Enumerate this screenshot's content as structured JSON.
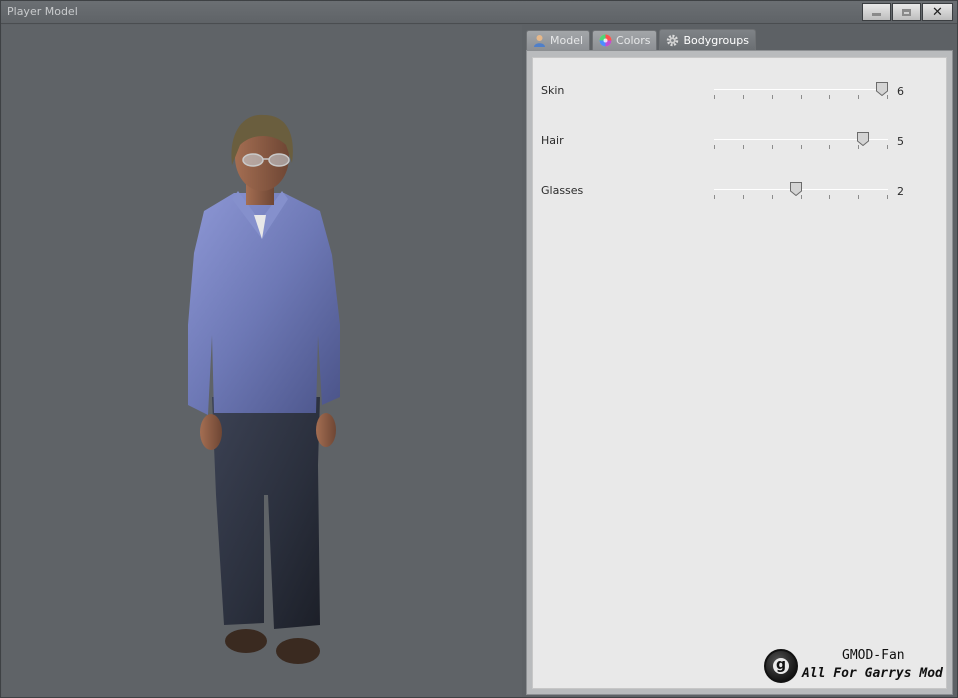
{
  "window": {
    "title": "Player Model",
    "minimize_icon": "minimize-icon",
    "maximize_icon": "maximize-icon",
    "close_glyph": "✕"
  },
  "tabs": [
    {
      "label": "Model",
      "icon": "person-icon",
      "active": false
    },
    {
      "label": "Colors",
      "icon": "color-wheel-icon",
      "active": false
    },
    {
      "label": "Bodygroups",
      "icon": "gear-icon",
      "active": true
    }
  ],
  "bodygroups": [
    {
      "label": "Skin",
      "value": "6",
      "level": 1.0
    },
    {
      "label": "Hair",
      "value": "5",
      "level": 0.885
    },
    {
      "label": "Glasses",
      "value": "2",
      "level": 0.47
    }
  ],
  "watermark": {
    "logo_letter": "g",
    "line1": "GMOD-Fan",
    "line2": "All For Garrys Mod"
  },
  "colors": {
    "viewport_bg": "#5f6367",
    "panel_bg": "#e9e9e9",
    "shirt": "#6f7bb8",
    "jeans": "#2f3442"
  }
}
┄┄┄┄┄┄┄┄┄┄┄┄┄┄┄┄┄┄┄┄
■ TASK BRIEF ■
Pull every line containing the word "label" out of the material and copy it.

■ OUTPUT OF THE TASK ■
      "label": "Model",
      "label": "Colors",
      "label": "Bodygroups",
      "label": "Skin",
      "label": "Hair",
      "label": "Glasses",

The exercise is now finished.